Exercise directions » Restate the entries below verbatim.

Stored rows »
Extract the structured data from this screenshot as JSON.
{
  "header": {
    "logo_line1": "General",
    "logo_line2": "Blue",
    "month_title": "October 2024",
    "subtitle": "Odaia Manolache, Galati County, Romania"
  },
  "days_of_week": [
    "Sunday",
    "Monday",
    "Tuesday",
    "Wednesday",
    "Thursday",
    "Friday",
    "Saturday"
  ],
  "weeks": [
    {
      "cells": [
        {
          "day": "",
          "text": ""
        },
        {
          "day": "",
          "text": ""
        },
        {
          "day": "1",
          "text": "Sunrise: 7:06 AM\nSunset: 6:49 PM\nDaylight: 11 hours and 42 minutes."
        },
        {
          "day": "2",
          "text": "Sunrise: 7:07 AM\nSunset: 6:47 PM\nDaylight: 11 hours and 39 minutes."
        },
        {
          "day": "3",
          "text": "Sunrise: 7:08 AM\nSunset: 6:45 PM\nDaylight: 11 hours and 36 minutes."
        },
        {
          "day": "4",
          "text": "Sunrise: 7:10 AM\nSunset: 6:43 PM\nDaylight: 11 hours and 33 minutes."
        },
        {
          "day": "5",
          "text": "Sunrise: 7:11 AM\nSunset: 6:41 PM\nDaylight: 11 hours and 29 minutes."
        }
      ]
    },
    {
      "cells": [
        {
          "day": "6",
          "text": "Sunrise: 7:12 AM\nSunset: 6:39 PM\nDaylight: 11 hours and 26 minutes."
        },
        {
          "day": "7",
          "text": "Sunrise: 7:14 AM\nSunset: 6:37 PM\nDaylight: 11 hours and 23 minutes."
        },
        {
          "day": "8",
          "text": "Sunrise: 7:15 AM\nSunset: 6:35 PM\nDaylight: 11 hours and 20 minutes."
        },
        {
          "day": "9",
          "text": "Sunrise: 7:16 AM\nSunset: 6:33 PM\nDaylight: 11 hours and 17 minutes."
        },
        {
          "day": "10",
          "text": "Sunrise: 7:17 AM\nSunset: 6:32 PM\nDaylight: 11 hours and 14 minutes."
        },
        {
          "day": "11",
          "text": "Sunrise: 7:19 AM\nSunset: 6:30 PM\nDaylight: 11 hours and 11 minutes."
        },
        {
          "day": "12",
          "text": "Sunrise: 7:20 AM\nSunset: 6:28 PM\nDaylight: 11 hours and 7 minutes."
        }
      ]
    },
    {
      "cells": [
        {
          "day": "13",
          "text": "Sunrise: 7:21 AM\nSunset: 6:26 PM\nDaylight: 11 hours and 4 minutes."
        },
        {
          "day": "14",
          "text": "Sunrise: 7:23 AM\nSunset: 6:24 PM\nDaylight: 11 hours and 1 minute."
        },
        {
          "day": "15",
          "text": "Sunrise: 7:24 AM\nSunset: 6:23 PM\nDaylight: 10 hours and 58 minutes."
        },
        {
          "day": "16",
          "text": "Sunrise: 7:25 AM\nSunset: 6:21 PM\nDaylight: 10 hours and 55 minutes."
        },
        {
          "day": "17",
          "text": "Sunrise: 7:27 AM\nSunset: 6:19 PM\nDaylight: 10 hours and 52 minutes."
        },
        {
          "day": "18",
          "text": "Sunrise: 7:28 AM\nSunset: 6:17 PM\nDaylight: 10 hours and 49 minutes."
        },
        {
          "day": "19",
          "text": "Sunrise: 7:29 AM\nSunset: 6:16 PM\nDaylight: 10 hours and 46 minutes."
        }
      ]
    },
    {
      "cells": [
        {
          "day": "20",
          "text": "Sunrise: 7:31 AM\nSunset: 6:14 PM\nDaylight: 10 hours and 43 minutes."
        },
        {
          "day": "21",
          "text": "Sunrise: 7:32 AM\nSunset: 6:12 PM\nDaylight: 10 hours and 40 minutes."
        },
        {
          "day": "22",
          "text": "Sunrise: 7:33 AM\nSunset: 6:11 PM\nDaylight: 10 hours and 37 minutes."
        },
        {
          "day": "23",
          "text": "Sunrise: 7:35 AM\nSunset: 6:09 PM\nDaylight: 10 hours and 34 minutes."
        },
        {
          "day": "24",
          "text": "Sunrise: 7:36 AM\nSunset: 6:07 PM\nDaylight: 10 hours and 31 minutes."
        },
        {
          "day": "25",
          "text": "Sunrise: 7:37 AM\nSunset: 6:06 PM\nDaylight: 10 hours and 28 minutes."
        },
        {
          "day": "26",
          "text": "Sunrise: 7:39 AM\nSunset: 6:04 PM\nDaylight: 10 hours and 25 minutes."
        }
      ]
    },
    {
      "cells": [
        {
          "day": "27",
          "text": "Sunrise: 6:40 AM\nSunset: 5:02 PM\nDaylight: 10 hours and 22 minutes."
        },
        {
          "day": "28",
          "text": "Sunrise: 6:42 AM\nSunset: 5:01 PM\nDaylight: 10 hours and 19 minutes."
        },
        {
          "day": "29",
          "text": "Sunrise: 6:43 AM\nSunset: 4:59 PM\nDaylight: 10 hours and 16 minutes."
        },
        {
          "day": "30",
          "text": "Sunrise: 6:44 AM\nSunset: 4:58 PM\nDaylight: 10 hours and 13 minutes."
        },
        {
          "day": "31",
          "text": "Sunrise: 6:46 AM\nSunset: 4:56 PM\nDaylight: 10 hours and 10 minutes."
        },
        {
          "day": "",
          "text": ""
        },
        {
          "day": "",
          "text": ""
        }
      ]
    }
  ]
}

Expected output »
Extract the structured data from this screenshot as JSON.
{
  "header": {
    "logo_line1": "General",
    "logo_line2": "Blue",
    "month_title": "October 2024",
    "subtitle": "Odaia Manolache, Galati County, Romania"
  },
  "days_of_week": [
    "Sunday",
    "Monday",
    "Tuesday",
    "Wednesday",
    "Thursday",
    "Friday",
    "Saturday"
  ],
  "weeks": [
    {
      "cells": [
        {
          "day": "",
          "text": ""
        },
        {
          "day": "",
          "text": ""
        },
        {
          "day": "1",
          "text": "Sunrise: 7:06 AM\nSunset: 6:49 PM\nDaylight: 11 hours and 42 minutes."
        },
        {
          "day": "2",
          "text": "Sunrise: 7:07 AM\nSunset: 6:47 PM\nDaylight: 11 hours and 39 minutes."
        },
        {
          "day": "3",
          "text": "Sunrise: 7:08 AM\nSunset: 6:45 PM\nDaylight: 11 hours and 36 minutes."
        },
        {
          "day": "4",
          "text": "Sunrise: 7:10 AM\nSunset: 6:43 PM\nDaylight: 11 hours and 33 minutes."
        },
        {
          "day": "5",
          "text": "Sunrise: 7:11 AM\nSunset: 6:41 PM\nDaylight: 11 hours and 29 minutes."
        }
      ]
    },
    {
      "cells": [
        {
          "day": "6",
          "text": "Sunrise: 7:12 AM\nSunset: 6:39 PM\nDaylight: 11 hours and 26 minutes."
        },
        {
          "day": "7",
          "text": "Sunrise: 7:14 AM\nSunset: 6:37 PM\nDaylight: 11 hours and 23 minutes."
        },
        {
          "day": "8",
          "text": "Sunrise: 7:15 AM\nSunset: 6:35 PM\nDaylight: 11 hours and 20 minutes."
        },
        {
          "day": "9",
          "text": "Sunrise: 7:16 AM\nSunset: 6:33 PM\nDaylight: 11 hours and 17 minutes."
        },
        {
          "day": "10",
          "text": "Sunrise: 7:17 AM\nSunset: 6:32 PM\nDaylight: 11 hours and 14 minutes."
        },
        {
          "day": "11",
          "text": "Sunrise: 7:19 AM\nSunset: 6:30 PM\nDaylight: 11 hours and 11 minutes."
        },
        {
          "day": "12",
          "text": "Sunrise: 7:20 AM\nSunset: 6:28 PM\nDaylight: 11 hours and 7 minutes."
        }
      ]
    },
    {
      "cells": [
        {
          "day": "13",
          "text": "Sunrise: 7:21 AM\nSunset: 6:26 PM\nDaylight: 11 hours and 4 minutes."
        },
        {
          "day": "14",
          "text": "Sunrise: 7:23 AM\nSunset: 6:24 PM\nDaylight: 11 hours and 1 minute."
        },
        {
          "day": "15",
          "text": "Sunrise: 7:24 AM\nSunset: 6:23 PM\nDaylight: 10 hours and 58 minutes."
        },
        {
          "day": "16",
          "text": "Sunrise: 7:25 AM\nSunset: 6:21 PM\nDaylight: 10 hours and 55 minutes."
        },
        {
          "day": "17",
          "text": "Sunrise: 7:27 AM\nSunset: 6:19 PM\nDaylight: 10 hours and 52 minutes."
        },
        {
          "day": "18",
          "text": "Sunrise: 7:28 AM\nSunset: 6:17 PM\nDaylight: 10 hours and 49 minutes."
        },
        {
          "day": "19",
          "text": "Sunrise: 7:29 AM\nSunset: 6:16 PM\nDaylight: 10 hours and 46 minutes."
        }
      ]
    },
    {
      "cells": [
        {
          "day": "20",
          "text": "Sunrise: 7:31 AM\nSunset: 6:14 PM\nDaylight: 10 hours and 43 minutes."
        },
        {
          "day": "21",
          "text": "Sunrise: 7:32 AM\nSunset: 6:12 PM\nDaylight: 10 hours and 40 minutes."
        },
        {
          "day": "22",
          "text": "Sunrise: 7:33 AM\nSunset: 6:11 PM\nDaylight: 10 hours and 37 minutes."
        },
        {
          "day": "23",
          "text": "Sunrise: 7:35 AM\nSunset: 6:09 PM\nDaylight: 10 hours and 34 minutes."
        },
        {
          "day": "24",
          "text": "Sunrise: 7:36 AM\nSunset: 6:07 PM\nDaylight: 10 hours and 31 minutes."
        },
        {
          "day": "25",
          "text": "Sunrise: 7:37 AM\nSunset: 6:06 PM\nDaylight: 10 hours and 28 minutes."
        },
        {
          "day": "26",
          "text": "Sunrise: 7:39 AM\nSunset: 6:04 PM\nDaylight: 10 hours and 25 minutes."
        }
      ]
    },
    {
      "cells": [
        {
          "day": "27",
          "text": "Sunrise: 6:40 AM\nSunset: 5:02 PM\nDaylight: 10 hours and 22 minutes."
        },
        {
          "day": "28",
          "text": "Sunrise: 6:42 AM\nSunset: 5:01 PM\nDaylight: 10 hours and 19 minutes."
        },
        {
          "day": "29",
          "text": "Sunrise: 6:43 AM\nSunset: 4:59 PM\nDaylight: 10 hours and 16 minutes."
        },
        {
          "day": "30",
          "text": "Sunrise: 6:44 AM\nSunset: 4:58 PM\nDaylight: 10 hours and 13 minutes."
        },
        {
          "day": "31",
          "text": "Sunrise: 6:46 AM\nSunset: 4:56 PM\nDaylight: 10 hours and 10 minutes."
        },
        {
          "day": "",
          "text": ""
        },
        {
          "day": "",
          "text": ""
        }
      ]
    }
  ]
}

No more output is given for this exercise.